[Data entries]
——

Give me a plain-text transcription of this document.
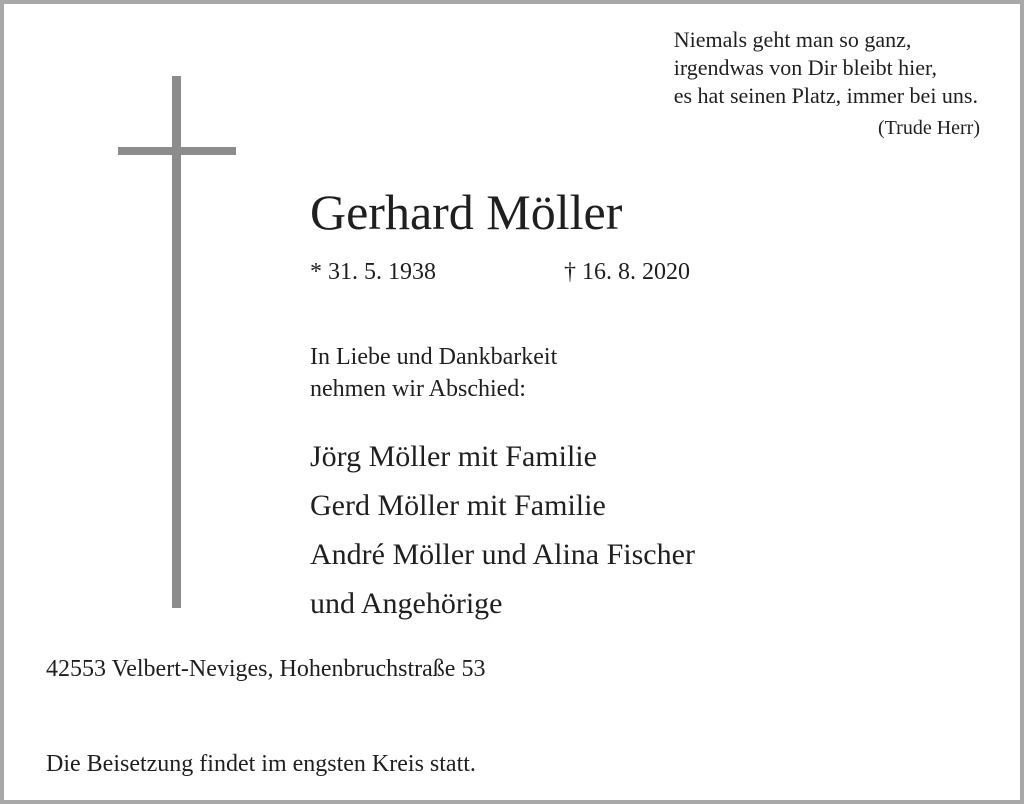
Niemals geht man so ganz,
irgendwas von Dir bleibt hier,
es hat seinen Platz, immer bei uns.
(Trude Herr)
Gerhard Möller
* 31. 5. 1938	† 16. 8. 2020
In Liebe und Dankbarkeit
nehmen wir Abschied:
Jörg Möller mit Familie
Gerd Möller mit Familie
André Möller und Alina Fischer
und Angehörige
42553 Velbert-Neviges, Hohenbruchstraße 53
Die Beisetzung findet im engsten Kreis statt.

——

--- Task to complete ---
Find the lines above that contain the word "Familie" and collect them.

--- Solution to the problem ---
Jörg Möller mit Familie
Gerd Möller mit Familie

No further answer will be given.